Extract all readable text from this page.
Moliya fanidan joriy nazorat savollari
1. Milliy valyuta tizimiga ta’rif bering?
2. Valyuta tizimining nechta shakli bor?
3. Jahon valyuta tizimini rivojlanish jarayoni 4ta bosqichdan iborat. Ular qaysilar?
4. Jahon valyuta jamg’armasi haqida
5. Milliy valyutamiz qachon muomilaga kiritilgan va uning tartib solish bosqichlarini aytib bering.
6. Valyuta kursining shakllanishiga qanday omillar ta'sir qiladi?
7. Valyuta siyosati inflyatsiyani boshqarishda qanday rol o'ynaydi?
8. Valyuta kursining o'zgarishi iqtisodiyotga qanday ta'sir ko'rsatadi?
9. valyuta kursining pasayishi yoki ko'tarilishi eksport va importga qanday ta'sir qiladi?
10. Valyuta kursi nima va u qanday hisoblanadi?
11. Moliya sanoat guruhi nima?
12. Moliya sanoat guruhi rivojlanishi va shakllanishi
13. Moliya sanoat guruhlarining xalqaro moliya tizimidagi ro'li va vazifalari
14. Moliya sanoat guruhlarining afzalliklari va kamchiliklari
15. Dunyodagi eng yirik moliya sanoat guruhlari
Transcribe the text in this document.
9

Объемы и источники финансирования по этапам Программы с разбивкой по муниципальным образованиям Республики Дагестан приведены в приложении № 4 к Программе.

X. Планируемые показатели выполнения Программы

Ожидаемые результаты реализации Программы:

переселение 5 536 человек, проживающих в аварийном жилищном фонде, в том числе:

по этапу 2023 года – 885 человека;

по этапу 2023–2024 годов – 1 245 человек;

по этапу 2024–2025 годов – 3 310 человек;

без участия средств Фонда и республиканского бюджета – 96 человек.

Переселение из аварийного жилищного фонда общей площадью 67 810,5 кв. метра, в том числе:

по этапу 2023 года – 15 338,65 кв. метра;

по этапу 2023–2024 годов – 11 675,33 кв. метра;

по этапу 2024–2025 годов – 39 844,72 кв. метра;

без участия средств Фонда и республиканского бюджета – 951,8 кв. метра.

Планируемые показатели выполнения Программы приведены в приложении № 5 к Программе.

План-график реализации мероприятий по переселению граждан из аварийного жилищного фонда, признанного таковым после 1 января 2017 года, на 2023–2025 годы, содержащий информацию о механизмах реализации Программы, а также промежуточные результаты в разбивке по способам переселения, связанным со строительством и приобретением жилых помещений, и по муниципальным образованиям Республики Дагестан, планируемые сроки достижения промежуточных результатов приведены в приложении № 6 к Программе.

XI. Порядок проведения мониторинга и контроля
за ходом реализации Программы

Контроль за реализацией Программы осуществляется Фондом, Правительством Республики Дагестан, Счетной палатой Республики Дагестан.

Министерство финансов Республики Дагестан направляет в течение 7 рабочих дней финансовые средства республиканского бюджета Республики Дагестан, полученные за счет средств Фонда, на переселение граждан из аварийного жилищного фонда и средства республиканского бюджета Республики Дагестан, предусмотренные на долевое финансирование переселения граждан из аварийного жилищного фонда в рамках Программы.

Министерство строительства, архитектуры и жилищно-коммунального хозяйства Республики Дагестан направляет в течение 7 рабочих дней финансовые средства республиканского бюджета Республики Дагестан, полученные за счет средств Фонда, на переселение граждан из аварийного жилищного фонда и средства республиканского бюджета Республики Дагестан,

|---|

Reproduce the material in full, with no word added or dropped.

Extract all readable text from this page.
Moliya fanidan joriy nazorat savollari
1. Milliy valyuta tizimiga ta’rif bering?
2. Valyuta tizimining nechta shakli bor?
3. Jahon valyuta tizimini rivojlanish jarayoni 4ta bosqichdan iborat. Ular qaysilar?
4. Jahon valyuta jamg’armasi haqida
5. Milliy valyutamiz qachon muomilaga kiritilgan va uning tartib solish bosqichlarini aytib bering.
6. Valyuta kursining shakllanishiga qanday omillar ta'sir qiladi?
7. Valyuta siyosati inflyatsiyani boshqarishda qanday rol o'ynaydi?
8. Valyuta kursining o'zgarishi iqtisodiyotga qanday ta'sir ko'rsatadi?
9. valyuta kursining pasayishi yoki ko'tarilishi eksport va importga qanday ta'sir qiladi?
10. Valyuta kursi nima va u qanday hisoblanadi?
11. Moliya sanoat guruhi nima?
12. Moliya sanoat guruhi rivojlanishi va shakllanishi
13. Moliya sanoat guruhlarining xalqaro moliya tizimidagi ro'li va vazifalari
14. Moliya sanoat guruhlarining afzalliklari va kamchiliklari
15. Dunyodagi eng yirik moliya sanoat guruhlari
Transcribe the text in this document.
9

Объемы и источники финансирования по этапам Программы с разбивкой по муниципальным образованиям Республики Дагестан приведены в приложении № 4 к Программе.

X. Планируемые показатели выполнения Программы

Ожидаемые результаты реализации Программы:

переселение 5 536 человек, проживающих в аварийном жилищном фонде, в том числе:

по этапу 2023 года – 885 человека;

по этапу 2023–2024 годов – 1 245 человек;

по этапу 2024–2025 годов – 3 310 человек;

без участия средств Фонда и республиканского бюджета – 96 человек.

Переселение из аварийного жилищного фонда общей площадью 67 810,5 кв. метра, в том числе:

по этапу 2023 года – 15 338,65 кв. метра;

по этапу 2023–2024 годов – 11 675,33 кв. метра;

по этапу 2024–2025 годов – 39 844,72 кв. метра;

без участия средств Фонда и республиканского бюджета – 951,8 кв. метра.

Планируемые показатели выполнения Программы приведены в приложении № 5 к Программе.

План-график реализации мероприятий по переселению граждан из аварийного жилищного фонда, признанного таковым после 1 января 2017 года, на 2023–2025 годы, содержащий информацию о механизмах реализации Программы, а также промежуточные результаты в разбивке по способам переселения, связанным со строительством и приобретением жилых помещений, и по муниципальным образованиям Республики Дагестан, планируемые сроки достижения промежуточных результатов приведены в приложении № 6 к Программе.

XI. Порядок проведения мониторинга и контроля
за ходом реализации Программы

Контроль за реализацией Программы осуществляется Фондом, Правительством Республики Дагестан, Счетной палатой Республики Дагестан.

Министерство финансов Республики Дагестан направляет в течение 7 рабочих дней финансовые средства республиканского бюджета Республики Дагестан, полученные за счет средств Фонда, на переселение граждан из аварийного жилищного фонда и средства республиканского бюджета Республики Дагестан, предусмотренные на долевое финансирование переселения граждан из аварийного жилищного фонда в рамках Программы.

Министерство строительства, архитектуры и жилищно-коммунального хозяйства Республики Дагестан направляет в течение 7 рабочих дней финансовые средства республиканского бюджета Республики Дагестан, полученные за счет средств Фонда, на переселение граждан из аварийного жилищного фонда и средства республиканского бюджета Республики Дагестан,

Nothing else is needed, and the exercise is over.